**Given instruction:** Repeat, exactly and completely, the material that follows. Omit the pictures.

**Items listed in a dataset:**

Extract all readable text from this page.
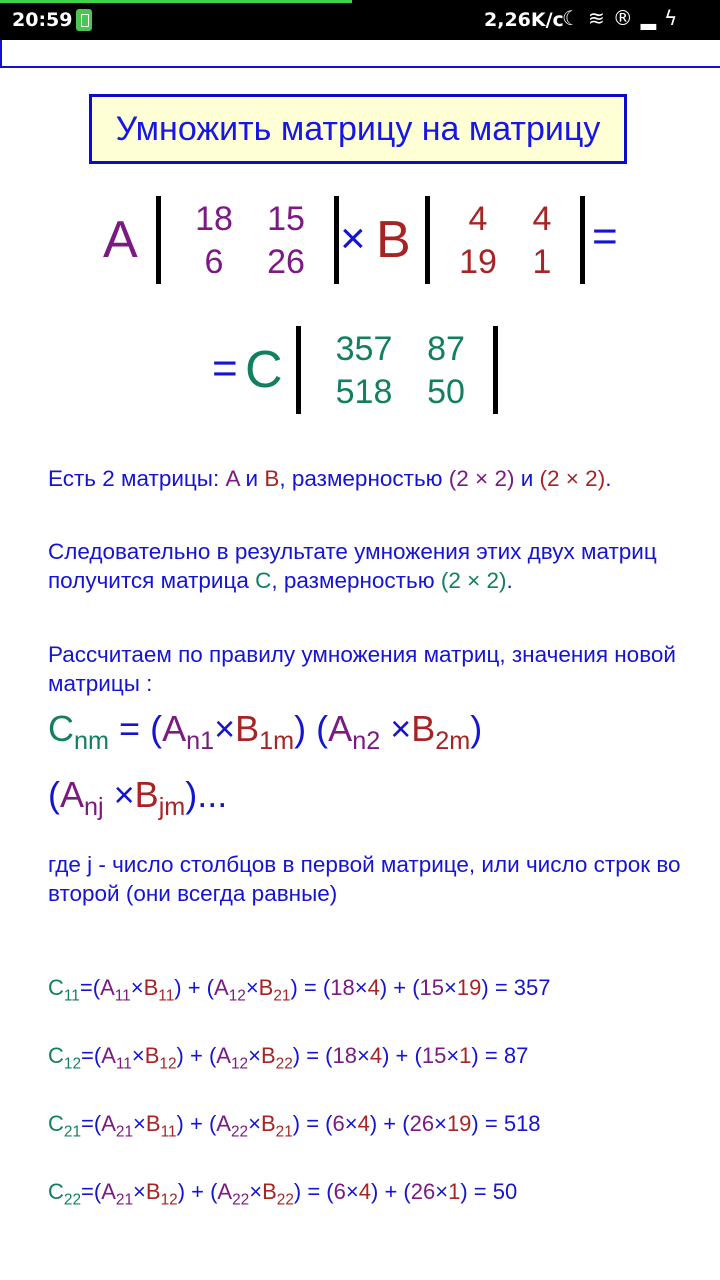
20:59	2,26K/c
☾≋®▂ϟ
Умножить матрицу на матрицу
A	18	15
6	26 × B	4	4
19	1
=
= C 357	87
518	50
Есть 2 матрицы: A и B, размерностью (2 × 2) и (2 × 2).
Следовательно в результате умножения этих двух матриц получится матрица C, размерностью (2 × 2).
Рассчитаем по правилу умножения матриц, значения новой матрицы :
$C_{nm} = (A_{n1}\times B_{1m})$ $(A_{n2} \times B_{2m})$
$(A_{nj} \times B_{jm})$...
где j - число столбцов в первой матрице, или число строк во второй (они всегда равные)
$C_{11}=(A_{11}\times B_{11}) + (A_{12}\times B_{21}) = (18\times 4) + (15\times 19) = 357$
$C_{12}=(A_{11}\times B_{12}) + (A_{12}\times B_{22}) = (18\times 4) + (15\times 1) = 87$
$C_{21}=(A_{21}\times B_{11}) + (A_{22}\times B_{21}) = (6\times 4) + (26\times 19) = 518$
$C_{22}=(A_{21}\times B_{12}) + (A_{22}\times B_{22}) = (6\times 4) + (26\times 1) = 50$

**Exercise solution:**
Extract all readable text from this page.
20:59	2,26K/c
☾≋®▂ϟ
Умножить матрицу на матрицу
A	18	15
6	26 × B	4	4
19	1
=
= C 357	87
518	50
Есть 2 матрицы: A и B, размерностью (2 × 2) и (2 × 2).
Следовательно в результате умножения этих двух матриц получится матрица C, размерностью (2 × 2).
Рассчитаем по правилу умножения матриц, значения новой матрицы :
$C_{nm} = (A_{n1}\times B_{1m})$ $(A_{n2} \times B_{2m})$
$(A_{nj} \times B_{jm})$...
где j - число столбцов в первой матрице, или число строк во второй (они всегда равные)
$C_{11}=(A_{11}\times B_{11}) + (A_{12}\times B_{21}) = (18\times 4) + (15\times 19) = 357$
$C_{12}=(A_{11}\times B_{12}) + (A_{12}\times B_{22}) = (18\times 4) + (15\times 1) = 87$
$C_{21}=(A_{21}\times B_{11}) + (A_{22}\times B_{21}) = (6\times 4) + (26\times 19) = 518$
$C_{22}=(A_{21}\times B_{12}) + (A_{22}\times B_{22}) = (6\times 4) + (26\times 1) = 50$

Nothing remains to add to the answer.